◆ **Material supplied**
○ ○ ○ ○ ○

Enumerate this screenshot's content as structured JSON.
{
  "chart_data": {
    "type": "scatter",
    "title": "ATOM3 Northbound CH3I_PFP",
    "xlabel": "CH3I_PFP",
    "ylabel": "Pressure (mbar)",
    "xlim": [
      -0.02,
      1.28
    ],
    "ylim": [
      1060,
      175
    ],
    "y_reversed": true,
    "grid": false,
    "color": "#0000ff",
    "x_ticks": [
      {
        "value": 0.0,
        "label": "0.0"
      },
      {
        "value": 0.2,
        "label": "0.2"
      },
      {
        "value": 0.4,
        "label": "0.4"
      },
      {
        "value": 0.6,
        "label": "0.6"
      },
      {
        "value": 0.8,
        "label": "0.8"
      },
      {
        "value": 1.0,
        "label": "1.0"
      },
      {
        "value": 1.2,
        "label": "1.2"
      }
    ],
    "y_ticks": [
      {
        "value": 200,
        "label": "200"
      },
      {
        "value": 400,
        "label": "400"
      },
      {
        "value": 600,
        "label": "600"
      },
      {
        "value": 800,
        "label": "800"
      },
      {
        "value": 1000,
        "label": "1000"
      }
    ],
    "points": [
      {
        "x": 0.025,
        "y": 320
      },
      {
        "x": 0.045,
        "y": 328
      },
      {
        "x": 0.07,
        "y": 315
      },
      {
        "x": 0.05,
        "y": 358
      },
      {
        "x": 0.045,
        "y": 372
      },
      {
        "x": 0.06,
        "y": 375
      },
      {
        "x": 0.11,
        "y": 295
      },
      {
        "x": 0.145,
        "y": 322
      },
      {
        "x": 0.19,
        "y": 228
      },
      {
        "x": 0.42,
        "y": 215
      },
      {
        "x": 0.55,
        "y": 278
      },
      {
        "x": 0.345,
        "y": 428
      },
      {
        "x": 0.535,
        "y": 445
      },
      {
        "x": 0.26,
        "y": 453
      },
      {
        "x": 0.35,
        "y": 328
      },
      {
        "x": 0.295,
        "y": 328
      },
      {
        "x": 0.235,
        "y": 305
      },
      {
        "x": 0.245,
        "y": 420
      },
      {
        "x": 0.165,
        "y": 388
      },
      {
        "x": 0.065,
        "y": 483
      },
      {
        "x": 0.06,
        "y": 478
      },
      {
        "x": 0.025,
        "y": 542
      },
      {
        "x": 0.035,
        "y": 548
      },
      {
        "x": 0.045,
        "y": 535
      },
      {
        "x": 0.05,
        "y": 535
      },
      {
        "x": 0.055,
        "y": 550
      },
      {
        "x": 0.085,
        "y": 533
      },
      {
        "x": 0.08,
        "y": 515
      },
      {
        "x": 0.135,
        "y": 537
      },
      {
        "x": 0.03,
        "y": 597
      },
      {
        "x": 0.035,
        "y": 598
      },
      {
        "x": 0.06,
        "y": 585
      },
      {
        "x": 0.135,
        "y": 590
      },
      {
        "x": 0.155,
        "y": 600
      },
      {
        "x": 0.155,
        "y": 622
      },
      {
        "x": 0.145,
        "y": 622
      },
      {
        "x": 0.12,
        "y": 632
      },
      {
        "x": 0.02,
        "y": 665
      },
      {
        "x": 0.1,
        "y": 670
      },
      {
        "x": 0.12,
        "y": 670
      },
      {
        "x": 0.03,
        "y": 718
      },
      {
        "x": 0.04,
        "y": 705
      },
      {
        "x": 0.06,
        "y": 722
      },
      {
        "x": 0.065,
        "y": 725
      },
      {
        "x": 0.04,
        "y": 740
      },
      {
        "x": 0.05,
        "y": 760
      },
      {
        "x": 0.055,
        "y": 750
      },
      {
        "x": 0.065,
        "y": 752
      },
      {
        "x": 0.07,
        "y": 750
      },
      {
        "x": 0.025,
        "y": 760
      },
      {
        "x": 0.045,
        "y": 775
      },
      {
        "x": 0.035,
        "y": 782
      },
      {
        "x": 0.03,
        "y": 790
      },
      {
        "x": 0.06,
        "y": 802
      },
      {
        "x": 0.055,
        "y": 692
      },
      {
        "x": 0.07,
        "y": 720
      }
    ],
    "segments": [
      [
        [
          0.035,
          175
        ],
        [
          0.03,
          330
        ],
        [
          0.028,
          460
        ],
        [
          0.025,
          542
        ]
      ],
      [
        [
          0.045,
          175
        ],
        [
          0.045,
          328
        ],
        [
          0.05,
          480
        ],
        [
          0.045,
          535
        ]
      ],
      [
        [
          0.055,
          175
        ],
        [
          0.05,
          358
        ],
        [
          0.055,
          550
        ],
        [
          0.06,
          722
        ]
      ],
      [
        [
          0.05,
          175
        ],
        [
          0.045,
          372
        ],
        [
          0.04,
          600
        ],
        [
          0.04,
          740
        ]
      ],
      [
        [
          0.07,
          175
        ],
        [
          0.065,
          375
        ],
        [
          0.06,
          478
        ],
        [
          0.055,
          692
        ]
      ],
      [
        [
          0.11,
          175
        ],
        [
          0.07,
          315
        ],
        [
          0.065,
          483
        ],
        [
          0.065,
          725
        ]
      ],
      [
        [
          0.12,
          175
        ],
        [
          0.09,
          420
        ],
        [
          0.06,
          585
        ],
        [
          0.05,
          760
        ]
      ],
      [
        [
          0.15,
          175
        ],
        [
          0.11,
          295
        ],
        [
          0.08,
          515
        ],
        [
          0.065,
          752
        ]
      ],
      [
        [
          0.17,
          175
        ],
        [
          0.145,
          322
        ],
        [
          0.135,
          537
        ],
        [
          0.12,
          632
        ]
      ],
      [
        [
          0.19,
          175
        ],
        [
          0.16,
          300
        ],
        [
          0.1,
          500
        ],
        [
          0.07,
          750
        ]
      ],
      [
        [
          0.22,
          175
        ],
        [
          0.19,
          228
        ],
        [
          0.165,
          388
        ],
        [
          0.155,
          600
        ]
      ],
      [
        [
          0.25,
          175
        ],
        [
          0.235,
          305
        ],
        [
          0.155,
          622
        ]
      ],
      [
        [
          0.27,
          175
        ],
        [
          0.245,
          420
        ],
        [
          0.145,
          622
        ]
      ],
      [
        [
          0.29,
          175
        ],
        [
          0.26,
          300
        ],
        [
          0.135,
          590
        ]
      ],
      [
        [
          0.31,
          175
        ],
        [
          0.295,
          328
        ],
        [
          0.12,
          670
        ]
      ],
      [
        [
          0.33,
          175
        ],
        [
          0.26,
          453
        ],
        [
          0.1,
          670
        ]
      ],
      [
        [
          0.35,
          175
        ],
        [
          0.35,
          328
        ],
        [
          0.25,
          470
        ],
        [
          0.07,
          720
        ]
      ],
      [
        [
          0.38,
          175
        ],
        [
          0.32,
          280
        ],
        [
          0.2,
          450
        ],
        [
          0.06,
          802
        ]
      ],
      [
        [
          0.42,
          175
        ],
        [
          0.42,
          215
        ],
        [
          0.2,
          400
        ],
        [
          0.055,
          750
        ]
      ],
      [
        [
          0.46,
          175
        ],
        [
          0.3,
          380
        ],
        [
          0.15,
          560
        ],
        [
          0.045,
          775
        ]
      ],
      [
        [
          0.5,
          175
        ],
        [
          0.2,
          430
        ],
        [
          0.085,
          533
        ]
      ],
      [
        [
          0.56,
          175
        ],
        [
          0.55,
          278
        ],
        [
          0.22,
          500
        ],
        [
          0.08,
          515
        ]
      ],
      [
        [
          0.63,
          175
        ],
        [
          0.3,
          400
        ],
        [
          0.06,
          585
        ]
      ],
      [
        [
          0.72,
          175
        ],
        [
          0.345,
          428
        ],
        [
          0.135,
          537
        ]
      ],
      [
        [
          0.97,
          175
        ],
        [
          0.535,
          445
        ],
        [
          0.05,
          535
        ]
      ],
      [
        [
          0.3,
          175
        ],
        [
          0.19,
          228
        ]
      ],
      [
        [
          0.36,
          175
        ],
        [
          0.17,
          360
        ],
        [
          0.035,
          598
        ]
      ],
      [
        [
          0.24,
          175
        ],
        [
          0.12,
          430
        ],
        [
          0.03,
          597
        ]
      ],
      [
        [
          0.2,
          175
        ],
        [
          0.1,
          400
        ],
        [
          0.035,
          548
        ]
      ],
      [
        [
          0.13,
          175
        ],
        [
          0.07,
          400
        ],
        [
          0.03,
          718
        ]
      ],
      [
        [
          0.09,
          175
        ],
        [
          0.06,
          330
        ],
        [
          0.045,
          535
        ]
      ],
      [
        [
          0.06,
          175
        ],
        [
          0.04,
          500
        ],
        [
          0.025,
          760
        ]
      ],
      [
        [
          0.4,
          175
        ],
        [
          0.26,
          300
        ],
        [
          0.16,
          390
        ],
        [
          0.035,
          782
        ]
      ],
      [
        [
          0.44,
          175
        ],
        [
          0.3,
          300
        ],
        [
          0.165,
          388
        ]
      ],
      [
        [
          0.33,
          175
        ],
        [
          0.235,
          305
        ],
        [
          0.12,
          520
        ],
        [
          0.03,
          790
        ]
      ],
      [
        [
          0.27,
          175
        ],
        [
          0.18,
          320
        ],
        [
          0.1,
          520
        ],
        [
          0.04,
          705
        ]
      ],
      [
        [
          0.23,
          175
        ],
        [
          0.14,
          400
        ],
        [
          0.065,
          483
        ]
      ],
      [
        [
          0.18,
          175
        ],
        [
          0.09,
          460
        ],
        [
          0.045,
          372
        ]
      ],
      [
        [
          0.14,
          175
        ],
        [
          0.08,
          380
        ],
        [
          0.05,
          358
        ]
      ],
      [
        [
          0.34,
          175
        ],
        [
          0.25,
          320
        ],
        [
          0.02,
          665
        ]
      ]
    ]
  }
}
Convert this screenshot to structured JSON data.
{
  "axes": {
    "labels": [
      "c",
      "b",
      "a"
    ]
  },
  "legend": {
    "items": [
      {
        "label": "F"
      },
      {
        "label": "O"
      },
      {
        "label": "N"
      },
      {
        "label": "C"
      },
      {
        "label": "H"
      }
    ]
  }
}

○ ○ ○ ○ ○

◆ **What needs to be done**
Pull out every line holding "structured" from the records above, and copy it.

◆ **Expected answer**
Enumerate this screenshot's content as structured JSON.
Convert this screenshot to structured JSON data.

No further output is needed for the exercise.